Spatial annotation records —
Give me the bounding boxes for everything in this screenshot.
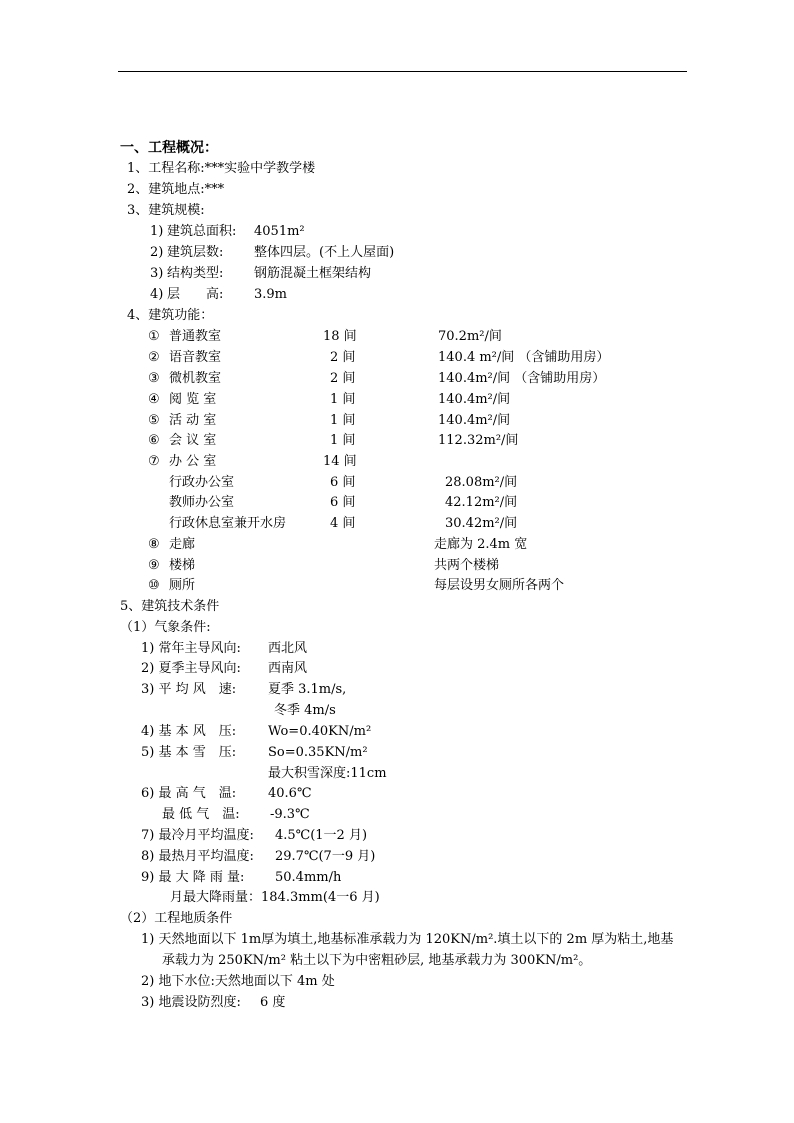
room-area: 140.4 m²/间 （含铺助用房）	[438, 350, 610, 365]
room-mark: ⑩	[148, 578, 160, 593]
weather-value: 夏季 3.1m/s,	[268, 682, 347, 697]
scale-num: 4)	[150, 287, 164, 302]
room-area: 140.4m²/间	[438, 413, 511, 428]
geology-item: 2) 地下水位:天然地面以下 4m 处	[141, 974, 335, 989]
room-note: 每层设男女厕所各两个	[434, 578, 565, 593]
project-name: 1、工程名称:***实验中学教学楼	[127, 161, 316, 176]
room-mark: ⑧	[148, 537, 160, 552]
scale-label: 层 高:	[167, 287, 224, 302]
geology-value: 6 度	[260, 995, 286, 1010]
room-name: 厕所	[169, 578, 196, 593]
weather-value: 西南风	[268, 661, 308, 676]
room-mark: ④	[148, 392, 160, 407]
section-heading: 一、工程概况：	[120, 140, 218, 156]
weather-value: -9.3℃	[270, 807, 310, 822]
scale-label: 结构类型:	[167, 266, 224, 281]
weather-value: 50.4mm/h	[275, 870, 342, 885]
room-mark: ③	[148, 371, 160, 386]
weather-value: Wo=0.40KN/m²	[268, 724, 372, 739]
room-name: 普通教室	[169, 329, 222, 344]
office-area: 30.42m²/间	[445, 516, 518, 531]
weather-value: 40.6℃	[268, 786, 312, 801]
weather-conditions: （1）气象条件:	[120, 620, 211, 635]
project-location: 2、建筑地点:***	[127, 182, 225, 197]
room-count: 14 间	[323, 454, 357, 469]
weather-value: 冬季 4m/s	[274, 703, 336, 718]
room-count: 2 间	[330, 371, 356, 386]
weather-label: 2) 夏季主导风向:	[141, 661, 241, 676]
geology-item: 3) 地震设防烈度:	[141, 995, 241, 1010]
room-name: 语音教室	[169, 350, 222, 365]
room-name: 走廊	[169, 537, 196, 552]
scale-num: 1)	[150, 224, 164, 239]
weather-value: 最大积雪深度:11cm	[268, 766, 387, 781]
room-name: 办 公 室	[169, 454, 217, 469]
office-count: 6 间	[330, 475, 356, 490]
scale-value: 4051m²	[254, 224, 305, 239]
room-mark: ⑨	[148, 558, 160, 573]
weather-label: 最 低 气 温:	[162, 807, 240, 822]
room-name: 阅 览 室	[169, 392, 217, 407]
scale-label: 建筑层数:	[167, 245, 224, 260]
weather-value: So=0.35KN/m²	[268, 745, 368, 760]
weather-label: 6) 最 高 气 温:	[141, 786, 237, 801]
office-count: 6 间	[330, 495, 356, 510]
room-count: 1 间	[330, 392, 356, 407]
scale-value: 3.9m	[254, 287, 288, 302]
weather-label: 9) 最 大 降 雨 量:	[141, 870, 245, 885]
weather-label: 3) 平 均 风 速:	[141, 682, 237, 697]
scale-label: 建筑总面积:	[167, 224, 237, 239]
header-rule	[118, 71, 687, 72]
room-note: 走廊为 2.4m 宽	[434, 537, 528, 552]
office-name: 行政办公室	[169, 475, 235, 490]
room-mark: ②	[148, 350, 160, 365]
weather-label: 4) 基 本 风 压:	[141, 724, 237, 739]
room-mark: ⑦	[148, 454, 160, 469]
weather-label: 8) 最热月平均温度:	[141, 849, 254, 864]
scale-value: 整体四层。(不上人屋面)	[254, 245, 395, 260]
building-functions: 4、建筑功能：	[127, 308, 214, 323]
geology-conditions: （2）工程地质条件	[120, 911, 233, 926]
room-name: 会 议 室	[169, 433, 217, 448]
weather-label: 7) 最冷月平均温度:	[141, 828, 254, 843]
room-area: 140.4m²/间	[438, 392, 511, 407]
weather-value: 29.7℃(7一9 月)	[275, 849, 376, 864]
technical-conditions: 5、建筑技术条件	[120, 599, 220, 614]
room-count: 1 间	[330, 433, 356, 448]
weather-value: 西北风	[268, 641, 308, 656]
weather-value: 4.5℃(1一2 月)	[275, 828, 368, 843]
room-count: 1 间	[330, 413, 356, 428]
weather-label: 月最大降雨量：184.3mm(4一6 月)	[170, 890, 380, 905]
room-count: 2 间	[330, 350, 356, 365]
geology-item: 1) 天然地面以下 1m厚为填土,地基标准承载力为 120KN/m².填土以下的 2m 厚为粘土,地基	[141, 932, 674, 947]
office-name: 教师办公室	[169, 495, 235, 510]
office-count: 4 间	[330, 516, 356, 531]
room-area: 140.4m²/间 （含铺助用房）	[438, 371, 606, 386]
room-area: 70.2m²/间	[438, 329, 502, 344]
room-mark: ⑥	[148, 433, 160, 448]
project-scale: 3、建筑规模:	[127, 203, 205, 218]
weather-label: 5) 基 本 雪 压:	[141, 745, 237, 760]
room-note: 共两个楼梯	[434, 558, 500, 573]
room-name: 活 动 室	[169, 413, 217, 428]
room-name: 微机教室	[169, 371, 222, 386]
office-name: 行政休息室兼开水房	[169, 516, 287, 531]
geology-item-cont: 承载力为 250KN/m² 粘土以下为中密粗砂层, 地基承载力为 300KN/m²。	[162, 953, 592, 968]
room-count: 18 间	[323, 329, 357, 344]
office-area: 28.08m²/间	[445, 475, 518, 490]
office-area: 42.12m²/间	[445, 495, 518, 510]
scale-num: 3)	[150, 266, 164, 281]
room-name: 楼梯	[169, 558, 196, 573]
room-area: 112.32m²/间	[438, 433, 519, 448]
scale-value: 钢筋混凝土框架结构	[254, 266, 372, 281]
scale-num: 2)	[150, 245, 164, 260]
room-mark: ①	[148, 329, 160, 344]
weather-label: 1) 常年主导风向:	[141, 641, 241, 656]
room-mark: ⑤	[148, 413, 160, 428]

* * *

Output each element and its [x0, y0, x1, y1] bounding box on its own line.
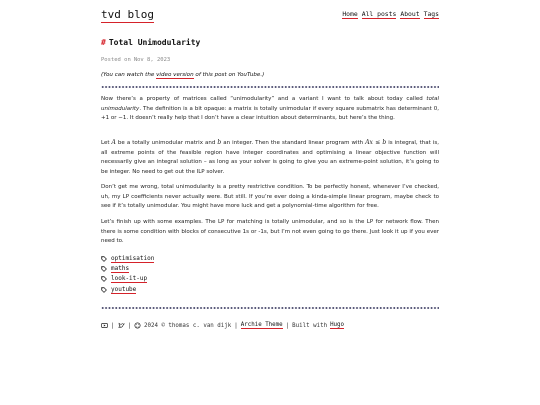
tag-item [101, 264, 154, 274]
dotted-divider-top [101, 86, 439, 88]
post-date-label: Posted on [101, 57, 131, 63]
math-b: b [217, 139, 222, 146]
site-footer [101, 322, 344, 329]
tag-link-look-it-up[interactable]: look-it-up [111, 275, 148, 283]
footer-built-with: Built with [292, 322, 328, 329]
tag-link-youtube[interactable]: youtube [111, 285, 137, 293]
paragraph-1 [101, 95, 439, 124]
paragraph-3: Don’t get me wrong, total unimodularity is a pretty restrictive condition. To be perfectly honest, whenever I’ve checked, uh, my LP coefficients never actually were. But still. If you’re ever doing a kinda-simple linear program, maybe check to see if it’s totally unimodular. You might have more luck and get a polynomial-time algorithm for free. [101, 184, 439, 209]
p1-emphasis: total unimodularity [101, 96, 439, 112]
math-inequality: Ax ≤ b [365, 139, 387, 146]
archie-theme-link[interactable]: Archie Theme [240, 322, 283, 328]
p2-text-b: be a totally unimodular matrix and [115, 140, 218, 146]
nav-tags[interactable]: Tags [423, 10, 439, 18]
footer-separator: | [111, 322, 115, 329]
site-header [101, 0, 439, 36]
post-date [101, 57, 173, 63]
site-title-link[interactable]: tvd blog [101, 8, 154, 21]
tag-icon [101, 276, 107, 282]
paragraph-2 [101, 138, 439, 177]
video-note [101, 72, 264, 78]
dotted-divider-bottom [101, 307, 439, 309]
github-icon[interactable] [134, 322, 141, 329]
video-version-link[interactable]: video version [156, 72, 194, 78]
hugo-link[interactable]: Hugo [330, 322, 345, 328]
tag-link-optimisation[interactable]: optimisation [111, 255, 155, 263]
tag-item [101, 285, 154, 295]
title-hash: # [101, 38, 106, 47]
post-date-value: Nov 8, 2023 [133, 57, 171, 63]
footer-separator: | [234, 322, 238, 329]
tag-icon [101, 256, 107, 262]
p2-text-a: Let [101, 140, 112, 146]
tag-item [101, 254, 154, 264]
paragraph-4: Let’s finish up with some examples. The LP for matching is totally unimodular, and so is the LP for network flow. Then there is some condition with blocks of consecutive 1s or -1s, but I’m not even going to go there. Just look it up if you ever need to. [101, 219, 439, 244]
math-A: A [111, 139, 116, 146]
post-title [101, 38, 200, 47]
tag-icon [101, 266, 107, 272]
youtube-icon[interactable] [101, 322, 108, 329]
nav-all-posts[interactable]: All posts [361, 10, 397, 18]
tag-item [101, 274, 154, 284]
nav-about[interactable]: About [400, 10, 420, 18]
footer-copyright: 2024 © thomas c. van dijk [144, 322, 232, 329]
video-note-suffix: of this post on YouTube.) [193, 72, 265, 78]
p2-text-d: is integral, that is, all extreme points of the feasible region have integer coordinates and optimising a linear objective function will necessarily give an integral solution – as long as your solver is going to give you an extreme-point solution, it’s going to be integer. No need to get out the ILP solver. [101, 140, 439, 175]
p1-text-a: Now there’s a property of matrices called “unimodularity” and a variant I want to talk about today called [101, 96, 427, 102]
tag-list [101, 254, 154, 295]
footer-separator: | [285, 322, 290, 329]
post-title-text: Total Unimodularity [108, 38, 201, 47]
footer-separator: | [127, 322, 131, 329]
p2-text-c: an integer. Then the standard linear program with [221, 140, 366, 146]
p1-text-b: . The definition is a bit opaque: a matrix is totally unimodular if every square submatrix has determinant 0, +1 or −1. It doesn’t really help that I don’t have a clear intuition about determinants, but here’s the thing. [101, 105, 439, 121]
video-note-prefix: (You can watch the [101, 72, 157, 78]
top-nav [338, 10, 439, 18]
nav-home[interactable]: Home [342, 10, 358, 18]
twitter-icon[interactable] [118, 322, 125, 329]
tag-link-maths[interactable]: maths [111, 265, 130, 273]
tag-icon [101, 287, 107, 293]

TASK TO CARRY OUT —
State how many lines in the entries above contain the string "there". Case counts, and the reply is the number alone.

SOLUTION TO THIS EXERCISE —
2